INFORMATION SUPPLIED:
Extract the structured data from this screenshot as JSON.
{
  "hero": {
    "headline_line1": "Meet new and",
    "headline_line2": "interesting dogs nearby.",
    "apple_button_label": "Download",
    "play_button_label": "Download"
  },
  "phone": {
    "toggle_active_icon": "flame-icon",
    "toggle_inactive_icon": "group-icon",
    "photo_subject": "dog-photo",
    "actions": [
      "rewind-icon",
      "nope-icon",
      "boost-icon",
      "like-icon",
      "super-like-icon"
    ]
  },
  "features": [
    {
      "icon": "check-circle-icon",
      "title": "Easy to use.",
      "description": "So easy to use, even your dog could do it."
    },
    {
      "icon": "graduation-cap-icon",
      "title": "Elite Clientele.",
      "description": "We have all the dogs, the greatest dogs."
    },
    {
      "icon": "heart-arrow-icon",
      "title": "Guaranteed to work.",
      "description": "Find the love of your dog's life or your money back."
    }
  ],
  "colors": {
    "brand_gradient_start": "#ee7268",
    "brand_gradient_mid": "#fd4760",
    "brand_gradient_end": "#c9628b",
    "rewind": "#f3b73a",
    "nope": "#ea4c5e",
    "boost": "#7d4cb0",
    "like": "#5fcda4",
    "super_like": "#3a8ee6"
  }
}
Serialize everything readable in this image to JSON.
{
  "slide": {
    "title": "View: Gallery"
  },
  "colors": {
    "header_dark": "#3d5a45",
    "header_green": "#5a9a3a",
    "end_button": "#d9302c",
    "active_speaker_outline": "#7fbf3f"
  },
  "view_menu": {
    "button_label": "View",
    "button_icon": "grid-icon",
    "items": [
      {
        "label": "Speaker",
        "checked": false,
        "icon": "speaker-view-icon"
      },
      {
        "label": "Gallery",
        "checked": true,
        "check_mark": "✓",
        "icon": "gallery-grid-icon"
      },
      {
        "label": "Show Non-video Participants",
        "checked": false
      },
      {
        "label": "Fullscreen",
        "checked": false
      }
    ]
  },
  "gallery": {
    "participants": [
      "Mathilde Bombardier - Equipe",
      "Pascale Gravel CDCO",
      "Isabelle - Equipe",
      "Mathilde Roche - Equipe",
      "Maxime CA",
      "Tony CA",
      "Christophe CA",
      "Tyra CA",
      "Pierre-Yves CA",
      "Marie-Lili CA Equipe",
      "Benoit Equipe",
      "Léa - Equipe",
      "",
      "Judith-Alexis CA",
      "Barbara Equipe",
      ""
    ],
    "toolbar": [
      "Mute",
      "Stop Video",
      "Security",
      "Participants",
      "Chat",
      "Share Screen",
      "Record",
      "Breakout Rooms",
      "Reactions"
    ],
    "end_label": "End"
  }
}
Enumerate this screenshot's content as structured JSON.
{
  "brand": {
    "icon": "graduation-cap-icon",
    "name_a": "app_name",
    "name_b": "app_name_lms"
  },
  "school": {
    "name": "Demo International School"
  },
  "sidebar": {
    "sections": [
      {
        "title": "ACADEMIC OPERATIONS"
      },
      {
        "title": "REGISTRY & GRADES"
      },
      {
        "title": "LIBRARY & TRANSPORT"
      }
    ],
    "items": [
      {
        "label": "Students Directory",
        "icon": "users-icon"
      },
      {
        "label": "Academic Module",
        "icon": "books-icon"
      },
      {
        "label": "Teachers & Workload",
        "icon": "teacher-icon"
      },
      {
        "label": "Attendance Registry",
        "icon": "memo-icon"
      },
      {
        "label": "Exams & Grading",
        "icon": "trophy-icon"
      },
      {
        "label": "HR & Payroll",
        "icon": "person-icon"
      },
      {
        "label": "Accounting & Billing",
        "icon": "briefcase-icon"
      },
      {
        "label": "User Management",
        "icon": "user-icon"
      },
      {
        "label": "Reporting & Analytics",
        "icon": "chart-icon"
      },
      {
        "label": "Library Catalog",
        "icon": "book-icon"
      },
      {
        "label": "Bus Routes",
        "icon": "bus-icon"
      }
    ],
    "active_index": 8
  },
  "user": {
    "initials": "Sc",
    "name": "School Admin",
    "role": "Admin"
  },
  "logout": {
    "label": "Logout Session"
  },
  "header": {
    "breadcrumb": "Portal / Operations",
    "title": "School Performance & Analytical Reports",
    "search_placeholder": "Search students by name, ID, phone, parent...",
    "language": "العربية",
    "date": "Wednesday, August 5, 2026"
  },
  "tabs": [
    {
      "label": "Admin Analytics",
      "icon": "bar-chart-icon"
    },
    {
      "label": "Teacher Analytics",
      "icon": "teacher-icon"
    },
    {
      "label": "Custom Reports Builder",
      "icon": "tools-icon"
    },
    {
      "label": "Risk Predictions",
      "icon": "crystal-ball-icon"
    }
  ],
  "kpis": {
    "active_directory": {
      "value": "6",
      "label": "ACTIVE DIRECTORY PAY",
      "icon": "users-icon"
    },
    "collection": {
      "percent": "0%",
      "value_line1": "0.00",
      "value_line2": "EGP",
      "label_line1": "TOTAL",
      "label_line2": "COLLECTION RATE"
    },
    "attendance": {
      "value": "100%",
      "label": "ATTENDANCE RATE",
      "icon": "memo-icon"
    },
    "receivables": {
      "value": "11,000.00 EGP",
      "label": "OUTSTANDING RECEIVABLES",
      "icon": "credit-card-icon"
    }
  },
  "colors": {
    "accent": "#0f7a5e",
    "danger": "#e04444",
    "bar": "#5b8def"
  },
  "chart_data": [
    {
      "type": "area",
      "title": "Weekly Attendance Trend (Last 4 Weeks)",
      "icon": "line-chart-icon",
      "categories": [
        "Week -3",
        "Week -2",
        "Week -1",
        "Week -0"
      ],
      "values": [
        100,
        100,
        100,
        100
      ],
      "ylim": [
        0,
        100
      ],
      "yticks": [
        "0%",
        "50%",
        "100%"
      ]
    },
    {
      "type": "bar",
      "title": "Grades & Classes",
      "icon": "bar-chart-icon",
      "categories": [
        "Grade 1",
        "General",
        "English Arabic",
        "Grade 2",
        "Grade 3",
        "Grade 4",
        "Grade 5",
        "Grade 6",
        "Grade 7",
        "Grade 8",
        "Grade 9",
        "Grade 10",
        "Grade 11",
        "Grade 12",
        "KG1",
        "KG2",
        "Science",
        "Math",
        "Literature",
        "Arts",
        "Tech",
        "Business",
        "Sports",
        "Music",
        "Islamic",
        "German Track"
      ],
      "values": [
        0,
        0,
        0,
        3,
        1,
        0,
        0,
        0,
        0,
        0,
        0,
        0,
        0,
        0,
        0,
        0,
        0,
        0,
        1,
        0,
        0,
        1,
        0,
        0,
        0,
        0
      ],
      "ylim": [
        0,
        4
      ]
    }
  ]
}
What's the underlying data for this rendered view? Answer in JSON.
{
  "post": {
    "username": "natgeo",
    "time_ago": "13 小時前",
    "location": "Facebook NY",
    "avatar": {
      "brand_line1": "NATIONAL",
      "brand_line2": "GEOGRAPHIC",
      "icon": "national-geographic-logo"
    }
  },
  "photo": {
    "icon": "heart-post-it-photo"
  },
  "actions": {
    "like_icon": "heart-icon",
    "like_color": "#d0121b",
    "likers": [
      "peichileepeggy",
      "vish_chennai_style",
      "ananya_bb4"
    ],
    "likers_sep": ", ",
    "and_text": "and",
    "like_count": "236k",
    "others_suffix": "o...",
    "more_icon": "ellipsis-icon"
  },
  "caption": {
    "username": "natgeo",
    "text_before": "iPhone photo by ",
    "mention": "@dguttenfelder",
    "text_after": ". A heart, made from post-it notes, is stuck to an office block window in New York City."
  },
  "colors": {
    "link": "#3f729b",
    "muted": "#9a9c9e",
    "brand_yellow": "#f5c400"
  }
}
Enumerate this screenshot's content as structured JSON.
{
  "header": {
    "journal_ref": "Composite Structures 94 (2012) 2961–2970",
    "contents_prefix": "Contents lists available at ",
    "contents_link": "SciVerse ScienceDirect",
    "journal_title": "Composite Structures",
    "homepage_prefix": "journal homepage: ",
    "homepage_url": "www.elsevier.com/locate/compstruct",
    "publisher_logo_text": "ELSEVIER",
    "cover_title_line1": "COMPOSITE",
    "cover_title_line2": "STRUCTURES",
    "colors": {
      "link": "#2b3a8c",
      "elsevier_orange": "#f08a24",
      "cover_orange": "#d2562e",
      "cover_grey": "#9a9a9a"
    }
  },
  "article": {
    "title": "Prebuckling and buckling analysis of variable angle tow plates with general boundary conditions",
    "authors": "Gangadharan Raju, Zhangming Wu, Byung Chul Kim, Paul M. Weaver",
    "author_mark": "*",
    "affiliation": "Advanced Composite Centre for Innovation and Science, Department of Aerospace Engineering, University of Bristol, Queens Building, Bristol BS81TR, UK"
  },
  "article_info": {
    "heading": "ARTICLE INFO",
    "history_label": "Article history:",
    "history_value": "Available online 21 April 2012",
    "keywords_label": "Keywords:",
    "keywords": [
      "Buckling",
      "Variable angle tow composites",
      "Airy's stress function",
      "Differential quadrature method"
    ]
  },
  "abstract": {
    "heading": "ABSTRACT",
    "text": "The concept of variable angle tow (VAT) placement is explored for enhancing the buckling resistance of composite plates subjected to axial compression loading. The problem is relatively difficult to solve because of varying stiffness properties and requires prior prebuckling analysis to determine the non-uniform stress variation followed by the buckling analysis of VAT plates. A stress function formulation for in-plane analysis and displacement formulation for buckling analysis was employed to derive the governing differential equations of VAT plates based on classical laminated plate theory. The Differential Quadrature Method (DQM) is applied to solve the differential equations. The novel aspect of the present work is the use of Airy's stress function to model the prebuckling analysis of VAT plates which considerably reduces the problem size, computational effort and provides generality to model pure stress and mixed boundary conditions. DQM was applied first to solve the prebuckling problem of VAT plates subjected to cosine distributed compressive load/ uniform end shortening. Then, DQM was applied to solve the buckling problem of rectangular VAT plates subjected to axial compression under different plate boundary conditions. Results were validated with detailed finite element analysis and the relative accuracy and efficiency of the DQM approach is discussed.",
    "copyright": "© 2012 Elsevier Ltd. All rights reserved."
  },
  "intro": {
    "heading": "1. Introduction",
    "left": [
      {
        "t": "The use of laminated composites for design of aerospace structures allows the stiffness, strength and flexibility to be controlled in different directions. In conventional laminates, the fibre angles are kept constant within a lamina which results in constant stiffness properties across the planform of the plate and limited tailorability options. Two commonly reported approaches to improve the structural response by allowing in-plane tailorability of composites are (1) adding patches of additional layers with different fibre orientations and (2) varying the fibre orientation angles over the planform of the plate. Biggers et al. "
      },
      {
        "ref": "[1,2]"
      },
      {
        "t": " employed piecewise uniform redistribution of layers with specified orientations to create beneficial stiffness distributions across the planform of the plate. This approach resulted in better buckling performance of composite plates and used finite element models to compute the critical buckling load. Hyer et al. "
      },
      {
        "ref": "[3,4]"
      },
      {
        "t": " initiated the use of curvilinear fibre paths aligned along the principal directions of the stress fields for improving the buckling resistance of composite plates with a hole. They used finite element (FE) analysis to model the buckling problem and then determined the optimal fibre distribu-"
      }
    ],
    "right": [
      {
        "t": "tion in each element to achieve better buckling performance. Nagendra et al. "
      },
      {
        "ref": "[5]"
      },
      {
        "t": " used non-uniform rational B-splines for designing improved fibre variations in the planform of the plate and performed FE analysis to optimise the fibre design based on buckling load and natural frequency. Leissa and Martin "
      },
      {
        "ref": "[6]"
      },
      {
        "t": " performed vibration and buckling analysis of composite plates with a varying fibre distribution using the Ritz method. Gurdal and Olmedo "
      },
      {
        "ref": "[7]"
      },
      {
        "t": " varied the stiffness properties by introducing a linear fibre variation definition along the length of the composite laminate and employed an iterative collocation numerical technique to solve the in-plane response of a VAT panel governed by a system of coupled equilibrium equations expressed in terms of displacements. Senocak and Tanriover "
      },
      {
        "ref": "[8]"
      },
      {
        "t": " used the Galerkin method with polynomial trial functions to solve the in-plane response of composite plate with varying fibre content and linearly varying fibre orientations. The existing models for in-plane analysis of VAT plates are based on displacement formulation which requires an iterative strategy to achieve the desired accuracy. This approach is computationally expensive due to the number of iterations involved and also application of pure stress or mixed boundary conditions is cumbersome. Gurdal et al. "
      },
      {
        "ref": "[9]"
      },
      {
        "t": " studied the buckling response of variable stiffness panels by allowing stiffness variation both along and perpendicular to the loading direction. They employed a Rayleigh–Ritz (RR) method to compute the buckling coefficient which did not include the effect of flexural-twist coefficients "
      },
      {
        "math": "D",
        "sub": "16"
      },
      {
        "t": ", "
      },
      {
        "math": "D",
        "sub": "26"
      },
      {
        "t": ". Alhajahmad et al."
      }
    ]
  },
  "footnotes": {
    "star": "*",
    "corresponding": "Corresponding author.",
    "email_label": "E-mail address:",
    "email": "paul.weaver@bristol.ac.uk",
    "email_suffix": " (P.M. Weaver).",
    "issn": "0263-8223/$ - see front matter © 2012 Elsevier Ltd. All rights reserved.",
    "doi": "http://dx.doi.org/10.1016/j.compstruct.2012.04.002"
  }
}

TASK STATEMENT:
Count the lines in the material above where the string "Admin" appears, then state only that count.

RESULT OF THE EXERCISE:
3